Quote the rows word for word, from the first row through the row that contains "legend-marker (393, 380, 401, 388)", including both.

GIVEN DATA>
********************

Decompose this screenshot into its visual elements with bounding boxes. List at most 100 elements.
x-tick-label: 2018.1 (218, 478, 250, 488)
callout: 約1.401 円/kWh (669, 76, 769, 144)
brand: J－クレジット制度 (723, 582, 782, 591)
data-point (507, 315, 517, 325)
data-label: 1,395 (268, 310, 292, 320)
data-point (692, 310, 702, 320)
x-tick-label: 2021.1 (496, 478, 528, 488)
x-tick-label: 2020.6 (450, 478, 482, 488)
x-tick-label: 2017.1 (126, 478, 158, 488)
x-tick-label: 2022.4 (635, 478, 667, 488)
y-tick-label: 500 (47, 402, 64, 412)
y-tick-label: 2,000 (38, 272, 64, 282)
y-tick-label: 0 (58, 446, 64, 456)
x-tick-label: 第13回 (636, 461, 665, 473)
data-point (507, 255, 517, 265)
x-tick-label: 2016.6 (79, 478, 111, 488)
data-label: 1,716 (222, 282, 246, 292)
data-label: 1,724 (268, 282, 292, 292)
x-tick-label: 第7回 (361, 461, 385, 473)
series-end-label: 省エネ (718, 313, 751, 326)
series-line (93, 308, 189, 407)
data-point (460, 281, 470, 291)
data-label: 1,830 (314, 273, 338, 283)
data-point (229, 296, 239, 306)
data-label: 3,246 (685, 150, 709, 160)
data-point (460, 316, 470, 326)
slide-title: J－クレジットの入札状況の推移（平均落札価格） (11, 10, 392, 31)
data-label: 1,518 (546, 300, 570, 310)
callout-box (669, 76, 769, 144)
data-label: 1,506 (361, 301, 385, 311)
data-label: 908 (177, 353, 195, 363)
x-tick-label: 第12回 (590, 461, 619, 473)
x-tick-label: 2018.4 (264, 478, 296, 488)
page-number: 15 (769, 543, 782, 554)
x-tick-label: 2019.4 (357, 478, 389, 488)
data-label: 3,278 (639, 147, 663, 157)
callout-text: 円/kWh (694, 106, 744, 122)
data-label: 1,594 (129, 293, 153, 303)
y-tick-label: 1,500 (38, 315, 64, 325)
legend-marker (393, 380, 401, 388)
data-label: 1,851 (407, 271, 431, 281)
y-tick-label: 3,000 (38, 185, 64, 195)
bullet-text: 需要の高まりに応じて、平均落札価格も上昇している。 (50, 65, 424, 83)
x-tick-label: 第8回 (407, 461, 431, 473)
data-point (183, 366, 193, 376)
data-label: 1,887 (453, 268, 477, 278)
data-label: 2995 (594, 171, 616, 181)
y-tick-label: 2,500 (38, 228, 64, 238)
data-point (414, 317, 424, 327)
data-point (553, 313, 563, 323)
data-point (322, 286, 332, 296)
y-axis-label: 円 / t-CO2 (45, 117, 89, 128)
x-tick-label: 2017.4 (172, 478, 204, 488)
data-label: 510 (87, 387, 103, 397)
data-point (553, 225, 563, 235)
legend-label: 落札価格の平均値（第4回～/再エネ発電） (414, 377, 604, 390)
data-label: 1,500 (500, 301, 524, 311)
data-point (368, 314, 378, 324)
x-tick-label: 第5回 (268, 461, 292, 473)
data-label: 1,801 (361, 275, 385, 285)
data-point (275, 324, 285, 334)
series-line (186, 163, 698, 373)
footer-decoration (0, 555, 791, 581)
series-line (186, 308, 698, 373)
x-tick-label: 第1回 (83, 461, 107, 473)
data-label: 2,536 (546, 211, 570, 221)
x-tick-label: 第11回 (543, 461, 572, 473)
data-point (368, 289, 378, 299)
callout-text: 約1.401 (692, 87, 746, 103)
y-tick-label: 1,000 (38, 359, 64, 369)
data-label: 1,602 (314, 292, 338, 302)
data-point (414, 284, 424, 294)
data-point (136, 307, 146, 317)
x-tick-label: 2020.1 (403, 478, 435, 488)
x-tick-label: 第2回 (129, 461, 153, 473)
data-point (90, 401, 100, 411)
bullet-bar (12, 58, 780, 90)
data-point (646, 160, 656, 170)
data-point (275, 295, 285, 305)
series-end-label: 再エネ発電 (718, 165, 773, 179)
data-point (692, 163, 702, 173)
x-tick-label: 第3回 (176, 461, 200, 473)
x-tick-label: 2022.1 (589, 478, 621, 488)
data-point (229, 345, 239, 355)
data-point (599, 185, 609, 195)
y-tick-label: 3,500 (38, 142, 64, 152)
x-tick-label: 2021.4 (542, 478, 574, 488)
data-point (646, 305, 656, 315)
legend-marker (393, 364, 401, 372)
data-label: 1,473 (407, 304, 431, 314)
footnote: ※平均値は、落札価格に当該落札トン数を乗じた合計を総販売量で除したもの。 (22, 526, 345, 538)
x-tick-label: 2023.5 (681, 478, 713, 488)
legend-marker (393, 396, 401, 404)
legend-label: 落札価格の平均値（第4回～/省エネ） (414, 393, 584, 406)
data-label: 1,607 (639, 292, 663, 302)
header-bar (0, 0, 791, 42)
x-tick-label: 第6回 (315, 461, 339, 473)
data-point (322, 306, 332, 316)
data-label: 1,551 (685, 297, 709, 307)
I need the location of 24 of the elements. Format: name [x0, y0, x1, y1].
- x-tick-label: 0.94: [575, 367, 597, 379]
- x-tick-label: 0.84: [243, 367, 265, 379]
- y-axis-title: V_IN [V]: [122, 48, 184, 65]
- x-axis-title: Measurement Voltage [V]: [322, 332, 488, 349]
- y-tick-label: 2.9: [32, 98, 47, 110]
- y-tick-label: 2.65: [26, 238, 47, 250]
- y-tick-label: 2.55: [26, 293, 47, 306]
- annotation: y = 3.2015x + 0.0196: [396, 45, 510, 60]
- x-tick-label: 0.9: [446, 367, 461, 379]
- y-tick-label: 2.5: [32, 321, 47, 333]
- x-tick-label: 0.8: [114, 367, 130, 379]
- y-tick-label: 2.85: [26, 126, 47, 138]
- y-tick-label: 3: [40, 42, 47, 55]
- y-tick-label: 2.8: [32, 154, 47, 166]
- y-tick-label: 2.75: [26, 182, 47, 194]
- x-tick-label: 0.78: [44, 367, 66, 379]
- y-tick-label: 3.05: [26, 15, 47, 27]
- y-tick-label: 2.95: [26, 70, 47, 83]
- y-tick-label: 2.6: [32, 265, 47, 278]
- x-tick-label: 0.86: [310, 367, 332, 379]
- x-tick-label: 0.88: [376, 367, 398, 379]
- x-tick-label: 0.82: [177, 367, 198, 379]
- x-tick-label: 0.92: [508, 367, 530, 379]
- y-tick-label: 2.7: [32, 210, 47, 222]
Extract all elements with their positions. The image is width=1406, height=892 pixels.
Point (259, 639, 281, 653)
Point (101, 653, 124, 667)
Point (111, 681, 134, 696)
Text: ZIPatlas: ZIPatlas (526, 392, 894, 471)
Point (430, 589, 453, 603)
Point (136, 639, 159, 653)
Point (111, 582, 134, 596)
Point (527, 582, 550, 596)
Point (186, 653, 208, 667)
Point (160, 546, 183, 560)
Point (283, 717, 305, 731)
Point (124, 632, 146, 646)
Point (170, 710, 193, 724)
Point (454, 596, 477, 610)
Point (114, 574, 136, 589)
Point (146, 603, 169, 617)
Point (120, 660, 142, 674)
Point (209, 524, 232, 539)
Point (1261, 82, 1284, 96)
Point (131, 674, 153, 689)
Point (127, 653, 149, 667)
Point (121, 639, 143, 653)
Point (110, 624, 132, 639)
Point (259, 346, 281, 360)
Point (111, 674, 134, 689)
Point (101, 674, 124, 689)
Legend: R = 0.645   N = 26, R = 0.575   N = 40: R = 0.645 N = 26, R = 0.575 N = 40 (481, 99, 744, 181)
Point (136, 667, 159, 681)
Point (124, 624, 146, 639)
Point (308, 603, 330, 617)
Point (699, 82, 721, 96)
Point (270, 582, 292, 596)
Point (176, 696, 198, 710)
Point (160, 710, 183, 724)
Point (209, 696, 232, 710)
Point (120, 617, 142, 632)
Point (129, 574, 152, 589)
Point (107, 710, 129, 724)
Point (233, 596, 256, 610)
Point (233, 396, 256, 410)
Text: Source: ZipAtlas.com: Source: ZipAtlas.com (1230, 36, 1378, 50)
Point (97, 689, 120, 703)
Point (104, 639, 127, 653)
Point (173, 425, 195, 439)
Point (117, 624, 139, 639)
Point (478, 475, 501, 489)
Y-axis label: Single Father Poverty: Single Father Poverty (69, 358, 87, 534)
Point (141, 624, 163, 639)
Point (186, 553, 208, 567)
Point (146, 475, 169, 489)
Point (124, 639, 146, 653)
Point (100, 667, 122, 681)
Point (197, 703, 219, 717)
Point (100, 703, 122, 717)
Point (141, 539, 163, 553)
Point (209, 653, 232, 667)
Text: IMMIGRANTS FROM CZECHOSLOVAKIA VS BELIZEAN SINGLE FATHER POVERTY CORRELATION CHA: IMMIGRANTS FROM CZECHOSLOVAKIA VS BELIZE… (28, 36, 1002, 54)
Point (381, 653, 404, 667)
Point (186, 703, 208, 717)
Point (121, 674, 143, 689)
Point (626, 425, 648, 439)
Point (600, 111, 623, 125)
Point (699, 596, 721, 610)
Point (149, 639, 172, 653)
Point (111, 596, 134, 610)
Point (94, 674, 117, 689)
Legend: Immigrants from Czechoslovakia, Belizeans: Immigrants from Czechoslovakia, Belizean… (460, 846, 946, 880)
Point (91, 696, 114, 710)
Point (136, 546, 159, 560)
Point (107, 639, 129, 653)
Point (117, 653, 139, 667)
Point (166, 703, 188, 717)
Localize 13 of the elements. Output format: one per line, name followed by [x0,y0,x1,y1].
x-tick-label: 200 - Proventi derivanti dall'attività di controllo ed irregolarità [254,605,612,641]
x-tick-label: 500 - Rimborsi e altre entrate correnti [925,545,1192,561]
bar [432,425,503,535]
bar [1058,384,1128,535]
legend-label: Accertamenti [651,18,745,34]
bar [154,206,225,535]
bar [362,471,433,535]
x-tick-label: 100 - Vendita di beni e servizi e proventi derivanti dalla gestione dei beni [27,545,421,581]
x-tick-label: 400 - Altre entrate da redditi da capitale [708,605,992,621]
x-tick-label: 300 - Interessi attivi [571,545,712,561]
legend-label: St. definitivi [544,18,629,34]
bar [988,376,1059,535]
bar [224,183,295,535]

********************

OUTPUT FOR THIS TASK>
Decompose this screenshot into its visual elements with bounding boxes. List at most 100 elements.
x-tick-label: 2018.1 (218, 478, 250, 488)
callout: 約1.401 円/kWh (669, 76, 769, 144)
brand: J－クレジット制度 (723, 582, 782, 591)
data-point (507, 315, 517, 325)
data-label: 1,395 (268, 310, 292, 320)
data-point (692, 310, 702, 320)
x-tick-label: 2021.1 (496, 478, 528, 488)
x-tick-label: 2020.6 (450, 478, 482, 488)
x-tick-label: 2017.1 (126, 478, 158, 488)
x-tick-label: 2022.4 (635, 478, 667, 488)
y-tick-label: 500 (47, 402, 64, 412)
y-tick-label: 2,000 (38, 272, 64, 282)
y-tick-label: 0 (58, 446, 64, 456)
x-tick-label: 第13回 (636, 461, 665, 473)
data-point (507, 255, 517, 265)
x-tick-label: 2016.6 (79, 478, 111, 488)
data-label: 1,716 (222, 282, 246, 292)
data-label: 1,724 (268, 282, 292, 292)
x-tick-label: 第7回 (361, 461, 385, 473)
series-end-label: 省エネ (718, 313, 751, 326)
series-line (93, 308, 189, 407)
data-point (460, 281, 470, 291)
data-label: 1,830 (314, 273, 338, 283)
data-point (229, 296, 239, 306)
data-label: 3,246 (685, 150, 709, 160)
data-point (460, 316, 470, 326)
slide-title: J－クレジットの入札状況の推移（平均落札価格） (11, 10, 392, 31)
data-label: 1,518 (546, 300, 570, 310)
callout-box (669, 76, 769, 144)
data-label: 1,506 (361, 301, 385, 311)
data-label: 908 (177, 353, 195, 363)
x-tick-label: 第12回 (590, 461, 619, 473)
x-tick-label: 2018.4 (264, 478, 296, 488)
page-number: 15 (769, 543, 782, 554)
x-tick-label: 2019.4 (357, 478, 389, 488)
data-label: 3,278 (639, 147, 663, 157)
callout-text: 円/kWh (694, 106, 744, 122)
data-label: 1,594 (129, 293, 153, 303)
y-tick-label: 1,500 (38, 315, 64, 325)
legend-marker (393, 380, 401, 388)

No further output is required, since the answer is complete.